= Beginning of Section =
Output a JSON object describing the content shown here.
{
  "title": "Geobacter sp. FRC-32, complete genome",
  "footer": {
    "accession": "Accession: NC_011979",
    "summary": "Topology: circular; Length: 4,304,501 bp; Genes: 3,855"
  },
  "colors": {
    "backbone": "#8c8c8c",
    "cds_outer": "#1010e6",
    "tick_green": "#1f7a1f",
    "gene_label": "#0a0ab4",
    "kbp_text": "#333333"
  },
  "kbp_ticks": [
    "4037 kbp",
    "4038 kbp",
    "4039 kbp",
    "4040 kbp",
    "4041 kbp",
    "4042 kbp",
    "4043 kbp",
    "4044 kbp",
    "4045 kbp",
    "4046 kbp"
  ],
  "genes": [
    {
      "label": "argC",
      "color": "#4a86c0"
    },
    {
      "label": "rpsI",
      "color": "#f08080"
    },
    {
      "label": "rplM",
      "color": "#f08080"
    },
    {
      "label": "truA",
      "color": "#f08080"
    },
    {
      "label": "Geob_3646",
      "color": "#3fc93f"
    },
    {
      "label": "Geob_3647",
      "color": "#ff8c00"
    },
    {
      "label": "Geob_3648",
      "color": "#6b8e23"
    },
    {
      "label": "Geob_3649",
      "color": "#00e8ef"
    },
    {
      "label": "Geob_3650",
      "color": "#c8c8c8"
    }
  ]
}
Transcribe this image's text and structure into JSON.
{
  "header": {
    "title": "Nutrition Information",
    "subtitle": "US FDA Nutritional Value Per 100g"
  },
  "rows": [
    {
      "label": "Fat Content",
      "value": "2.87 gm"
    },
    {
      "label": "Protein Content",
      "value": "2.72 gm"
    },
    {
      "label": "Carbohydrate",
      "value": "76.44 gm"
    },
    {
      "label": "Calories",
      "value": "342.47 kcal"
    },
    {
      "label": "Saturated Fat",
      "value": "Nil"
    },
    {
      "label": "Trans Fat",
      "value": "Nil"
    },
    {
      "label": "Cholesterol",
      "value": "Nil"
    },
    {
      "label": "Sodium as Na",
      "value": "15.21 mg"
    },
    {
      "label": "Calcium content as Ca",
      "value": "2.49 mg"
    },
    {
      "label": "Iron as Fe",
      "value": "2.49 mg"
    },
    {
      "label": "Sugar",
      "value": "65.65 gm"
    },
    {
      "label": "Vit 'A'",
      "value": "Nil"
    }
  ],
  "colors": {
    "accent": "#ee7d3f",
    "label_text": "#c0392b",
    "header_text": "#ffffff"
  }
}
= End of Section =
What is being asked
Scanning the data above, copy out every line where "JSON" is found.

The answer
Output a JSON object describing the content shown here.
Transcribe this image's text and structure into JSON.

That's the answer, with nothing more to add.